[Problem description] Could you update the rows from the first one through the line with "95, 848, 113]" by replacing each "Point" with "Marker", leaving everything else the same and giving back only those lines?

[Rows]
=======
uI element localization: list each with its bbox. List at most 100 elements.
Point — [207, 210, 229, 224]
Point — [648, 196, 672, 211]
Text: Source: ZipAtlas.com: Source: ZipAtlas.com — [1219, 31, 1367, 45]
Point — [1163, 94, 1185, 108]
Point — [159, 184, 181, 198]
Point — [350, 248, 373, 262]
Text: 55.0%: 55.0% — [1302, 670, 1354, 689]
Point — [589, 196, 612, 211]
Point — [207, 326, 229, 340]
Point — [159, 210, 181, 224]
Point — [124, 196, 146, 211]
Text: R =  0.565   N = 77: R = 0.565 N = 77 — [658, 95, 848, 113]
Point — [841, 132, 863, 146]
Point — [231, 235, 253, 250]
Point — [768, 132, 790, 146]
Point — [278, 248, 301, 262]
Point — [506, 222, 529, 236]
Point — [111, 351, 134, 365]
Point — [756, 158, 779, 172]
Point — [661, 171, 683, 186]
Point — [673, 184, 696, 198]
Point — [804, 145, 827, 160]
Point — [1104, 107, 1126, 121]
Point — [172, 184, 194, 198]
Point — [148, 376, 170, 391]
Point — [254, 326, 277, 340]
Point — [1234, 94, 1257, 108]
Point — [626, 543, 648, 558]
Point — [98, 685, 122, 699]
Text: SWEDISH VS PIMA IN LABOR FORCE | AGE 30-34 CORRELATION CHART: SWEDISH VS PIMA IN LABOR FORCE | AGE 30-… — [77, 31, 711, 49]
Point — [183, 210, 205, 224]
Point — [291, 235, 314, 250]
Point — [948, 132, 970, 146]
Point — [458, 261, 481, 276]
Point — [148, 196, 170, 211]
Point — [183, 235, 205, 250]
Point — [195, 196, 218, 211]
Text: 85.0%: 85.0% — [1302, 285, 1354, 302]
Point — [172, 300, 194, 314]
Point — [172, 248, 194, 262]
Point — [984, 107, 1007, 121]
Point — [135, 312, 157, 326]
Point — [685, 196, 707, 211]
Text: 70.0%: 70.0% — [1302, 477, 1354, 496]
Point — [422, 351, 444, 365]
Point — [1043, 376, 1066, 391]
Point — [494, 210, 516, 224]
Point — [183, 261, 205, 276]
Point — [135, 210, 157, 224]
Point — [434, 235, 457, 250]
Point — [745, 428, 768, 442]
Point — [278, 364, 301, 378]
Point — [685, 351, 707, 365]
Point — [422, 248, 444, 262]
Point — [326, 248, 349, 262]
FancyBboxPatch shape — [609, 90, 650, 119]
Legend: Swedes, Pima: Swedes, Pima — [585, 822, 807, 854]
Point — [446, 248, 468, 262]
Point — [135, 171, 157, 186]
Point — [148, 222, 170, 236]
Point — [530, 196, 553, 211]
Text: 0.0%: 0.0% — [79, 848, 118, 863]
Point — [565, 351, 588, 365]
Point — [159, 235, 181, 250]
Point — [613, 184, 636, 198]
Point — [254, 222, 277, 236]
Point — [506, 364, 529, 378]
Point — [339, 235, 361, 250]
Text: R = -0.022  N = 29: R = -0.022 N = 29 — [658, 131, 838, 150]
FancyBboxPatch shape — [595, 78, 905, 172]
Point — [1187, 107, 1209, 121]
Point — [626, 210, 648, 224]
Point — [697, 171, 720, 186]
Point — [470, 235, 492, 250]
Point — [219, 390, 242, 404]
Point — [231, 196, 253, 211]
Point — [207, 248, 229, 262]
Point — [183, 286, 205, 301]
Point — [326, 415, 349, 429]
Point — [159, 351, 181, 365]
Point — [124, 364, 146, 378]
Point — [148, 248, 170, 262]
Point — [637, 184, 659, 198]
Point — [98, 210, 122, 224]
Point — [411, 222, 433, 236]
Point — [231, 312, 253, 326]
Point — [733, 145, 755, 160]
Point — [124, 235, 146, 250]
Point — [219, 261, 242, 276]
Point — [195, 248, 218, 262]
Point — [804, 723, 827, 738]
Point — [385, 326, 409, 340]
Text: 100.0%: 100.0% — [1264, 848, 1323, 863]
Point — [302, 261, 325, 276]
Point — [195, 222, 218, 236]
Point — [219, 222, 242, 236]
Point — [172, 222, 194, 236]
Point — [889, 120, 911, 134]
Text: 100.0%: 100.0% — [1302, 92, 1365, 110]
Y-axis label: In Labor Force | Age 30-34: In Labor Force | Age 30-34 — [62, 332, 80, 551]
=======
[Exercise solution]
uI element localization: list each with its bbox. List at most 100 elements.
Marker — [207, 210, 229, 224]
Marker — [648, 196, 672, 211]
Text: Source: ZipAtlas.com: Source: ZipAtlas.com — [1219, 31, 1367, 45]
Marker — [1163, 94, 1185, 108]
Marker — [159, 184, 181, 198]
Marker — [350, 248, 373, 262]
Text: 55.0%: 55.0% — [1302, 670, 1354, 689]
Marker — [589, 196, 612, 211]
Marker — [207, 326, 229, 340]
Marker — [159, 210, 181, 224]
Marker — [124, 196, 146, 211]
Text: R =  0.565   N = 77: R = 0.565 N = 77 — [658, 95, 848, 113]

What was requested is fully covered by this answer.